(Exercise) Show every line that has the string "Currents" in it.

(Dataset records)
┌────────

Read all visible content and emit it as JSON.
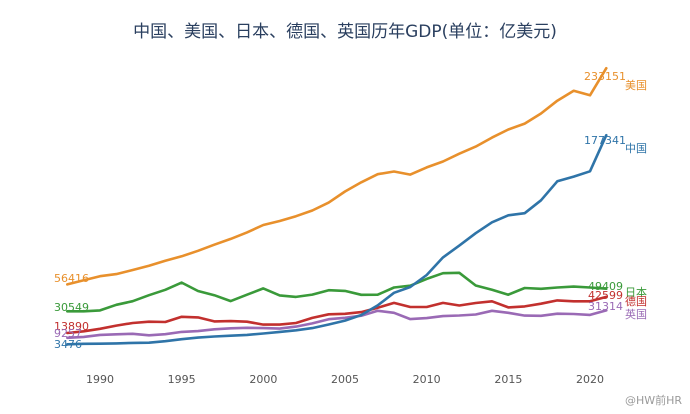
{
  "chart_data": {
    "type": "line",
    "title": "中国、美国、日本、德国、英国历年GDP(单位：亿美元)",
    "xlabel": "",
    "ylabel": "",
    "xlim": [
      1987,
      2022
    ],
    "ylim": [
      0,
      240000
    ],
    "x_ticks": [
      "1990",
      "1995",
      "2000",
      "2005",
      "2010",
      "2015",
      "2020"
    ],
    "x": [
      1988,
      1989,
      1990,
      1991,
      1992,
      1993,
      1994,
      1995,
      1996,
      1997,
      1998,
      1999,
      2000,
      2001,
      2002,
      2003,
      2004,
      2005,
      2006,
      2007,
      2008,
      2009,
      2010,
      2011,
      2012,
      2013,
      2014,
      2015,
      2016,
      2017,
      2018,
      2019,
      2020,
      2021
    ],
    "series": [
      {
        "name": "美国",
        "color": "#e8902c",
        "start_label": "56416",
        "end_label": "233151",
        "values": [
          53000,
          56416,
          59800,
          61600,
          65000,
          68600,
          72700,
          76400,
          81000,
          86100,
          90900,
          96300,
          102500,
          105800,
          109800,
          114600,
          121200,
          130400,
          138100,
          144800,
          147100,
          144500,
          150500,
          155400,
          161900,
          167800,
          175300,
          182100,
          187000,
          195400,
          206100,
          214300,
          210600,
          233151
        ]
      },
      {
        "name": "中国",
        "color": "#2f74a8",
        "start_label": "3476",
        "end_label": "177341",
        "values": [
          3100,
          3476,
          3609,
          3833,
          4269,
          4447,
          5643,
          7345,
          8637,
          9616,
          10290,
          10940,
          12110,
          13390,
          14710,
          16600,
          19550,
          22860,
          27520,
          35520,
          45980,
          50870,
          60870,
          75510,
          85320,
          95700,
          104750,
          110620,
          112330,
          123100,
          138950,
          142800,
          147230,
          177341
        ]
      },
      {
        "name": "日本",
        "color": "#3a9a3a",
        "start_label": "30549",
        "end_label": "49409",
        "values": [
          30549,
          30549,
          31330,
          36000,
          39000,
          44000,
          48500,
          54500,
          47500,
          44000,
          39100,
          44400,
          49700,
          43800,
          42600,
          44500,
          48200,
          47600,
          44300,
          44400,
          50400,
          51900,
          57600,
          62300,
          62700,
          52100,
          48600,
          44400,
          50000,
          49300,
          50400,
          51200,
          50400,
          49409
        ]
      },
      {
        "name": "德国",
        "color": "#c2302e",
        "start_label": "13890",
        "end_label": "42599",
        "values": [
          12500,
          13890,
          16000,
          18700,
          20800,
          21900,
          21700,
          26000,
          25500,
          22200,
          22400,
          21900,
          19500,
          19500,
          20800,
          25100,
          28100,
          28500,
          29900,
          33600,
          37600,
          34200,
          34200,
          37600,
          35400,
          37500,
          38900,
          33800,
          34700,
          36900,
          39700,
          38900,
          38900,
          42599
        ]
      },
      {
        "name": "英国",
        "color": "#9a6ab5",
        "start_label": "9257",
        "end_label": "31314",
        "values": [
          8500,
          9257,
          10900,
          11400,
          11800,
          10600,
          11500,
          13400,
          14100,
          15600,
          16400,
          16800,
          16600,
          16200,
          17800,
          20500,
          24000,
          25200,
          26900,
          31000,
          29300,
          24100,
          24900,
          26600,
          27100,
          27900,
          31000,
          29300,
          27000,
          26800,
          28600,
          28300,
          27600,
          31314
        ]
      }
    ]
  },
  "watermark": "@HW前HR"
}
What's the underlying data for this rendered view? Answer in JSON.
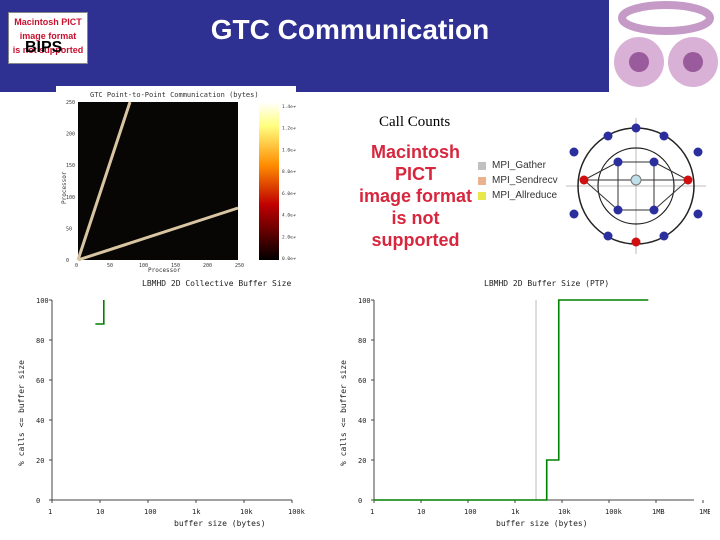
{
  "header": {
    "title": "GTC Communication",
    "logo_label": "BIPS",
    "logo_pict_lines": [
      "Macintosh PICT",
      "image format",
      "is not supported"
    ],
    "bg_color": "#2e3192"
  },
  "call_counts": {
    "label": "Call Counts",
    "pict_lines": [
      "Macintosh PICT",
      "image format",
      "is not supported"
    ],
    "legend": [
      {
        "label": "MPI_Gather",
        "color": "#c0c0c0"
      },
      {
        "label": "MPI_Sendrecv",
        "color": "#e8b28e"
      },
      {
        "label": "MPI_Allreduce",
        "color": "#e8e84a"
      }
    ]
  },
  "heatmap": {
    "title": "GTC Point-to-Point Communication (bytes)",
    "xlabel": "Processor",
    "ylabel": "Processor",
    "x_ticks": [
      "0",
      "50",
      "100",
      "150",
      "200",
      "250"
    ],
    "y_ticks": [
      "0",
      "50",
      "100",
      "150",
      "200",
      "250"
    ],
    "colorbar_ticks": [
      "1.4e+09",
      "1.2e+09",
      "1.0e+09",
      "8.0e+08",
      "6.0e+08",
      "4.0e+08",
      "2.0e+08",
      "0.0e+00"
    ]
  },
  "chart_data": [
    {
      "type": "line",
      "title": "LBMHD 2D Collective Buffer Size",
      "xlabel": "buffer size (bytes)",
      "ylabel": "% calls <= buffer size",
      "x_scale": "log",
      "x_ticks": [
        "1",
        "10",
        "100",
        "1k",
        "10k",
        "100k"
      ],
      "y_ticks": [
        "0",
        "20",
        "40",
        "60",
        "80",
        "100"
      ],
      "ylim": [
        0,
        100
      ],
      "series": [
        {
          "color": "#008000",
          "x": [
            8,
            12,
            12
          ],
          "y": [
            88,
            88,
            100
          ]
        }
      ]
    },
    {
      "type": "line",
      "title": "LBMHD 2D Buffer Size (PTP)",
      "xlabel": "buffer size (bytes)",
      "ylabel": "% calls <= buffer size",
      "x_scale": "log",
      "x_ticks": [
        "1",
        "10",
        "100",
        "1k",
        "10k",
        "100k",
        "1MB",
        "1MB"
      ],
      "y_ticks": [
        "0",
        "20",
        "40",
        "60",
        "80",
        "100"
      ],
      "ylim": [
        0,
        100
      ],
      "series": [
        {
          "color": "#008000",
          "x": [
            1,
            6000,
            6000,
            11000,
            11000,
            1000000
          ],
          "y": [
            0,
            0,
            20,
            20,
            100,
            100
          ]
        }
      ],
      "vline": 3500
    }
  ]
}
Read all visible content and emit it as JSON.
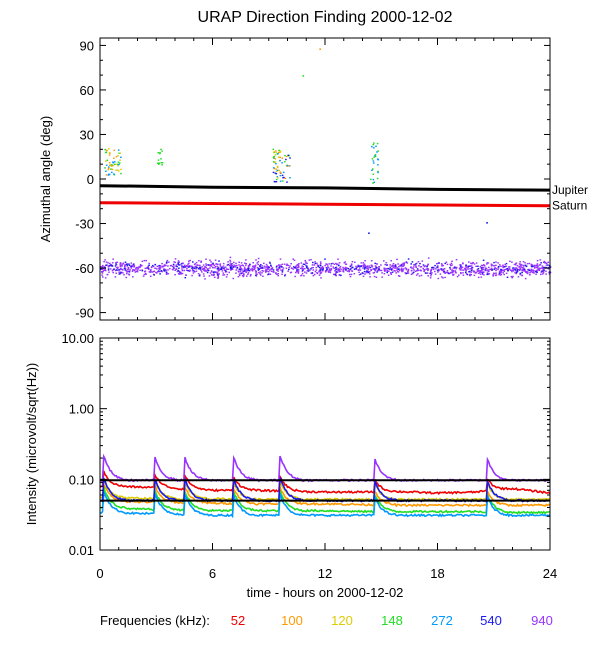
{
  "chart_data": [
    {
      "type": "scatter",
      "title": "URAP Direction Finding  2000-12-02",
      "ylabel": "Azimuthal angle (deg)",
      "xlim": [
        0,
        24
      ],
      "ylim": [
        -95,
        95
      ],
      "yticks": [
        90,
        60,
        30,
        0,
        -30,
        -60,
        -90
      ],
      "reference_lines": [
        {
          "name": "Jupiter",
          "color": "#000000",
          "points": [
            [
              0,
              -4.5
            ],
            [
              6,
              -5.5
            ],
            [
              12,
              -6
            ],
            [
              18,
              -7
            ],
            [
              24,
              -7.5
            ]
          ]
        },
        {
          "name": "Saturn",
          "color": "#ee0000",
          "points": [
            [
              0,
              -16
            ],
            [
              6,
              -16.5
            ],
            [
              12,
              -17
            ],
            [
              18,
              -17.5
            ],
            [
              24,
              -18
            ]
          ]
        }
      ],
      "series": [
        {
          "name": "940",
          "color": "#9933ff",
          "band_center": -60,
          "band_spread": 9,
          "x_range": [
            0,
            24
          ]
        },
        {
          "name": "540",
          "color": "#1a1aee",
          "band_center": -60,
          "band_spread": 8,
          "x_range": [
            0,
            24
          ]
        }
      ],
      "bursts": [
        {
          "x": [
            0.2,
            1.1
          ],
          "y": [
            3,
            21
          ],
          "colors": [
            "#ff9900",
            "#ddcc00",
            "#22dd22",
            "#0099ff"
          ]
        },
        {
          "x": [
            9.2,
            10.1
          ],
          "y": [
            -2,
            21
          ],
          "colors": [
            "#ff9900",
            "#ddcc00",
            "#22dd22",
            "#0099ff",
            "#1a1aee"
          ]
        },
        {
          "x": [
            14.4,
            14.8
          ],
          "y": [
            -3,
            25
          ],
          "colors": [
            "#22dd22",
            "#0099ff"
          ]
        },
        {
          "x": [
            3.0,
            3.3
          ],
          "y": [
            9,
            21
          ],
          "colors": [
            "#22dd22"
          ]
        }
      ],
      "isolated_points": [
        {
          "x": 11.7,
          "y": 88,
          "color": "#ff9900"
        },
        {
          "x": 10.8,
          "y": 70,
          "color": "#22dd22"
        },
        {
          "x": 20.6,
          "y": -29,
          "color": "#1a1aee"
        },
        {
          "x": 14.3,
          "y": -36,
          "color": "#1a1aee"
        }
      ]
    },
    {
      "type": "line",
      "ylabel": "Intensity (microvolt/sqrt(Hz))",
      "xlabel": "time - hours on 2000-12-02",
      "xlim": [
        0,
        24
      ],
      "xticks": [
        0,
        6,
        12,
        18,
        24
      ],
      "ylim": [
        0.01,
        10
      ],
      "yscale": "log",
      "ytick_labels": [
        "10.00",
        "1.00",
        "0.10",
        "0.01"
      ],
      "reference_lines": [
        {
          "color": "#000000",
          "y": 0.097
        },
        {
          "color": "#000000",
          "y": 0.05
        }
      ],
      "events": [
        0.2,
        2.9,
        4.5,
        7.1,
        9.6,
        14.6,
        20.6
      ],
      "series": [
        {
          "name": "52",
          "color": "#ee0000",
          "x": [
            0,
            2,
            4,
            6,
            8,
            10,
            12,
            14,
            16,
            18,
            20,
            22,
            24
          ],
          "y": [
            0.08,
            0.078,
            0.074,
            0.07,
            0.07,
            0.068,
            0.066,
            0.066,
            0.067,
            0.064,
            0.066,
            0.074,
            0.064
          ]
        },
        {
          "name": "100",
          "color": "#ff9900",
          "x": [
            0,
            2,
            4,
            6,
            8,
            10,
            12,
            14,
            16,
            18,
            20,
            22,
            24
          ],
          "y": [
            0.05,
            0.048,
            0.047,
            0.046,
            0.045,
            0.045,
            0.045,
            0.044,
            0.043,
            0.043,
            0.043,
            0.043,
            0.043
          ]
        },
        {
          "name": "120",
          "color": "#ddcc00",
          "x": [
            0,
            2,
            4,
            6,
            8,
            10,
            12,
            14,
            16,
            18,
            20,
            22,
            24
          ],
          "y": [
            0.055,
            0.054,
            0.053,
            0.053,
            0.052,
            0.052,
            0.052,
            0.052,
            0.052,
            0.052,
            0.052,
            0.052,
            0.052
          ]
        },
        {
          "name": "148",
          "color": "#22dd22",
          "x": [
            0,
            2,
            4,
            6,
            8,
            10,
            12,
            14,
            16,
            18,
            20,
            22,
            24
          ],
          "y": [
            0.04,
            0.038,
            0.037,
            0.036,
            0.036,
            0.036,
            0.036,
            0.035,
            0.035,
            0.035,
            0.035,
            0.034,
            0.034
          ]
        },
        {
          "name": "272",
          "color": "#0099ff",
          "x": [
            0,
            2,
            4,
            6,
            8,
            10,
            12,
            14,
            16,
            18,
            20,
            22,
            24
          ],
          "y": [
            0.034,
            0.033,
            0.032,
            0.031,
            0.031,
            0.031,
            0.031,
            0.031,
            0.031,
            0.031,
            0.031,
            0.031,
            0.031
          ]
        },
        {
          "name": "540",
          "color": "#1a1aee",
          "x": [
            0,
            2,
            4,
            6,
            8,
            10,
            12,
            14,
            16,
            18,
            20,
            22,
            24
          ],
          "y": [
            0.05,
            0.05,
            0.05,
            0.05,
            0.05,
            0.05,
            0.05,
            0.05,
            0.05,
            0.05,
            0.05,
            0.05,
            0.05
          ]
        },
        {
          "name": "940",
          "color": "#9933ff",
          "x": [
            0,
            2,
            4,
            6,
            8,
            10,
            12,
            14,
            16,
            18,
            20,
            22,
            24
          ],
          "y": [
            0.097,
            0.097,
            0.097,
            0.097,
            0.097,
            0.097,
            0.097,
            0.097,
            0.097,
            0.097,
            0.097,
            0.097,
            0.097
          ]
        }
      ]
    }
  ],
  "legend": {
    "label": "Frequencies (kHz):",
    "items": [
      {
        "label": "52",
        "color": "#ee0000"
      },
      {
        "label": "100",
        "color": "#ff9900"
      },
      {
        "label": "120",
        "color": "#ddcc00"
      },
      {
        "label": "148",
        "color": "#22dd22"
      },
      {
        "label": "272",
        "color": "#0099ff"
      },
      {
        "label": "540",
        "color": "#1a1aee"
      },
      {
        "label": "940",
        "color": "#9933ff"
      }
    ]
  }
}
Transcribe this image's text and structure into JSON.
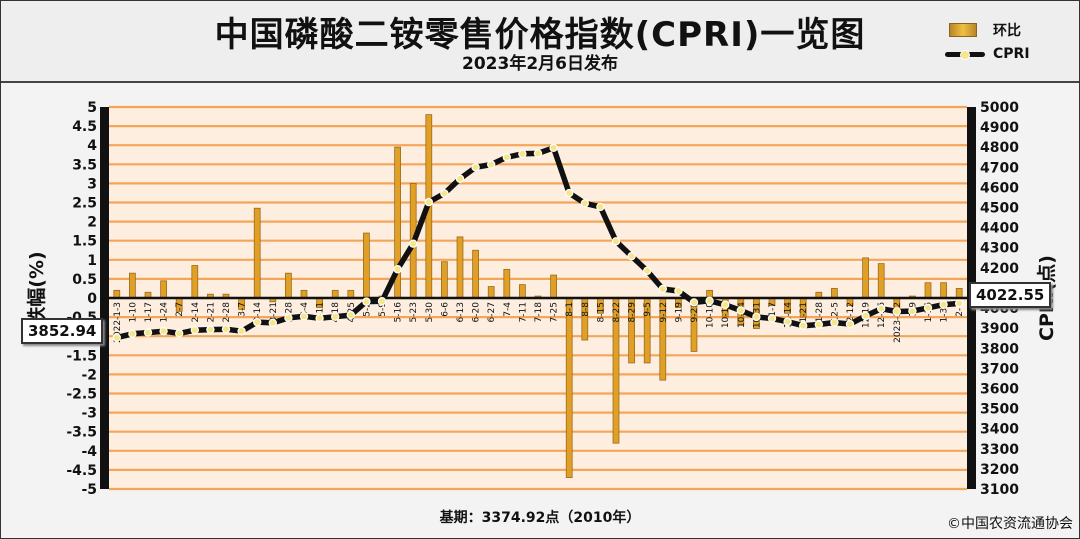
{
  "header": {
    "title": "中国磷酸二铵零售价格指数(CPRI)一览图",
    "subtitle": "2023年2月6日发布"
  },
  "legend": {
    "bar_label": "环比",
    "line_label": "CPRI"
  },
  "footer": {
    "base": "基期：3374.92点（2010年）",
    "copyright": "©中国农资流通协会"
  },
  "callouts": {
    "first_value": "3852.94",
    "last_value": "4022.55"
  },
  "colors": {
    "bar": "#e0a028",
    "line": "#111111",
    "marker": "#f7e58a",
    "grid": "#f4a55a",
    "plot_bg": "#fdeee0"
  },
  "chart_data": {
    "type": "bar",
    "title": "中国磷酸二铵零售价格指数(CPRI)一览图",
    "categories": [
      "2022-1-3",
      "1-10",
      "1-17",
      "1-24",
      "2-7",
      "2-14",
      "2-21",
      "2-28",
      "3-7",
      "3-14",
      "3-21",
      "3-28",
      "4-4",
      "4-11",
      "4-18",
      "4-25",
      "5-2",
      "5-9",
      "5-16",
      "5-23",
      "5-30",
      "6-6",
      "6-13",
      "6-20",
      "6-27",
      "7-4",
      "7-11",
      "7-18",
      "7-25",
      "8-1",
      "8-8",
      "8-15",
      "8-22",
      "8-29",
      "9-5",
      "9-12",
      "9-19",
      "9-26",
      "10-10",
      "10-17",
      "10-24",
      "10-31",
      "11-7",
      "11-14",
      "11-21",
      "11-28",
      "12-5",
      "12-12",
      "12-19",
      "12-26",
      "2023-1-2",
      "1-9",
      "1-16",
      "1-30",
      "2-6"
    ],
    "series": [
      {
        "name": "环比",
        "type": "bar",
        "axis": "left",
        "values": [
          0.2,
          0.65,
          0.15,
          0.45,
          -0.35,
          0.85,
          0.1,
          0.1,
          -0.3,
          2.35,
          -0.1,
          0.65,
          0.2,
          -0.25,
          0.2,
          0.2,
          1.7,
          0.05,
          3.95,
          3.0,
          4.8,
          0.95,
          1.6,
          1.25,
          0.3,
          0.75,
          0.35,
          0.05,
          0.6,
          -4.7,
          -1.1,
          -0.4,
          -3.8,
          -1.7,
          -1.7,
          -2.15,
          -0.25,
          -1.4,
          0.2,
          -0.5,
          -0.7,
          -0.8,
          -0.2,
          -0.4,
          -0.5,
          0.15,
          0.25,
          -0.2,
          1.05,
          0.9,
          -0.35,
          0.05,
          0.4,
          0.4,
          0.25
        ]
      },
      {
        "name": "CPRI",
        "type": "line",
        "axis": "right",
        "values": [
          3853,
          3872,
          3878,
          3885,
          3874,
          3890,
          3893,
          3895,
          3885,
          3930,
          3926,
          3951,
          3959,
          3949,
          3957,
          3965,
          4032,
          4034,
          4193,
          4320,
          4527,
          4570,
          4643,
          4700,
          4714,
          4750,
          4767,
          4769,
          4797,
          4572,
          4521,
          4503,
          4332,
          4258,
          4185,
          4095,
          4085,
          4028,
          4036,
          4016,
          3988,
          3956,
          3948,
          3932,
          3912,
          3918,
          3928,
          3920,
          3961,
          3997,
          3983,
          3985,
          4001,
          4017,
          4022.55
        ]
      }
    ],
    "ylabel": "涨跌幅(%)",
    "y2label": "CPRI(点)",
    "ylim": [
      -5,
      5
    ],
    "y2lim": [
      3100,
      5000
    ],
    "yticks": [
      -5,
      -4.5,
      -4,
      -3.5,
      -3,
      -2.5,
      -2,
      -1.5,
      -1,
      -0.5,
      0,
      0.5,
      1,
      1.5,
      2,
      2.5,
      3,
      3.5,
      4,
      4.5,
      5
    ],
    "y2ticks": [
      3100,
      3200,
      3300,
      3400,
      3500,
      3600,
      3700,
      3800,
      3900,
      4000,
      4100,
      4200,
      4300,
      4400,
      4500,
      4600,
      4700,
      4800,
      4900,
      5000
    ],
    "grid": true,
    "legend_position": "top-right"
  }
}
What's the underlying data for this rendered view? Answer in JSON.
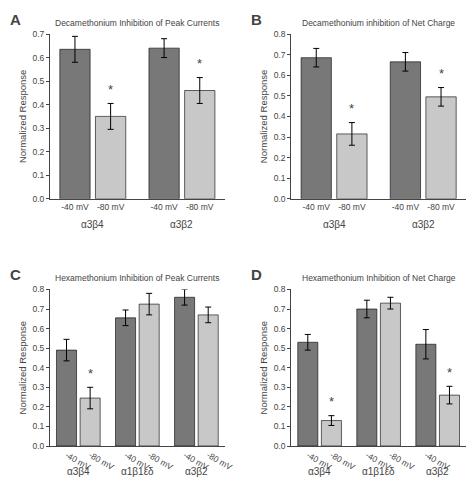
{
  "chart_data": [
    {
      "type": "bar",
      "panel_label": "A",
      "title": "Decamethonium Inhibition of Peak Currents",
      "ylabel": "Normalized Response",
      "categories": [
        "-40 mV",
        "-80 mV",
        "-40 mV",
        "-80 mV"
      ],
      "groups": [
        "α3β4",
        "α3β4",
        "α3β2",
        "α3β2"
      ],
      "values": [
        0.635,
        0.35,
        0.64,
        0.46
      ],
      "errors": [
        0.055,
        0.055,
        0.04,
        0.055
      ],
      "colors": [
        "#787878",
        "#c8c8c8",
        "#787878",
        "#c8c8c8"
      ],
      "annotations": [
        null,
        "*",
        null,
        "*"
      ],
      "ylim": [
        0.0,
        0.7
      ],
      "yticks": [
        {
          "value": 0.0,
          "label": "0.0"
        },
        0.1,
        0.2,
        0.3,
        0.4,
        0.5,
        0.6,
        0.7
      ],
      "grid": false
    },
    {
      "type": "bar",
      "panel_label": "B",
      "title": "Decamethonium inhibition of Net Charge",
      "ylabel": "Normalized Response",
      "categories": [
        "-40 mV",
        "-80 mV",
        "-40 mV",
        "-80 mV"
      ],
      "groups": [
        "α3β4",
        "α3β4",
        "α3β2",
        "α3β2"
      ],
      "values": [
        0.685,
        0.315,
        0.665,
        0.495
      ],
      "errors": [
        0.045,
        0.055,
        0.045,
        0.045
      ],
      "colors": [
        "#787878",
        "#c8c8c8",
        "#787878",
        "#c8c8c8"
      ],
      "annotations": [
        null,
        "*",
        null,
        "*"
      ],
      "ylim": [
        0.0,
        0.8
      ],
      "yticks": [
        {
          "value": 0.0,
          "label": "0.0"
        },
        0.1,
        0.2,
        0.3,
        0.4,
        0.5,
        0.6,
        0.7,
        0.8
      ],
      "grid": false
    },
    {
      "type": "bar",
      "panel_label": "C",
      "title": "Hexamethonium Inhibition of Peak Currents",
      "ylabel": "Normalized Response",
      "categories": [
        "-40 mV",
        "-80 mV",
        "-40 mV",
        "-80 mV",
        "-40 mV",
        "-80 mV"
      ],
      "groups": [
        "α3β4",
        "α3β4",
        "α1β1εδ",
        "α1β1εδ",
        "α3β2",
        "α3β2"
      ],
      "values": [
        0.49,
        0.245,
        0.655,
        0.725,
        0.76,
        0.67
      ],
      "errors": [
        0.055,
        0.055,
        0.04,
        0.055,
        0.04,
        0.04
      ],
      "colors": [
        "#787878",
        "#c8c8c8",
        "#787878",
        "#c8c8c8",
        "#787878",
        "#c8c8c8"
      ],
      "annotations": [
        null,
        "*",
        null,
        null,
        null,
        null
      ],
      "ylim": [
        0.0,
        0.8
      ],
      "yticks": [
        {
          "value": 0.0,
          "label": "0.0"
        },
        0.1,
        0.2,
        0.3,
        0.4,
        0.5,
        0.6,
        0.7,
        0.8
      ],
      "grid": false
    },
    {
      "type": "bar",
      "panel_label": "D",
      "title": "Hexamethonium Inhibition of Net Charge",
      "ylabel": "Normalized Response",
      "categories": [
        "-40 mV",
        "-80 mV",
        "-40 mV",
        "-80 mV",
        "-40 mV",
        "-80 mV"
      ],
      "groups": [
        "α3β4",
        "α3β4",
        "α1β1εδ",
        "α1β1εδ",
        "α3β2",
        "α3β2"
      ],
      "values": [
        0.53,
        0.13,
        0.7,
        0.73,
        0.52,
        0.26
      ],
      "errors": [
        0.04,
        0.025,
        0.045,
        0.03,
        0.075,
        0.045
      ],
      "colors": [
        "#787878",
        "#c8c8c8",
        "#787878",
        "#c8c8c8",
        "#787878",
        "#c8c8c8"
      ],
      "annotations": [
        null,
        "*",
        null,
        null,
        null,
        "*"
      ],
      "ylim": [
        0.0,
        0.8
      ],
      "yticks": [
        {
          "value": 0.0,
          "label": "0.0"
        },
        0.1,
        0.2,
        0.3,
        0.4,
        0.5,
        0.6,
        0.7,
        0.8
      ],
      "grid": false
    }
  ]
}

└────────

(Exercise answer)
      "title": "Decamethonium Inhibition of Peak Currents",
      "title": "Hexamethonium Inhibition of Peak Currents",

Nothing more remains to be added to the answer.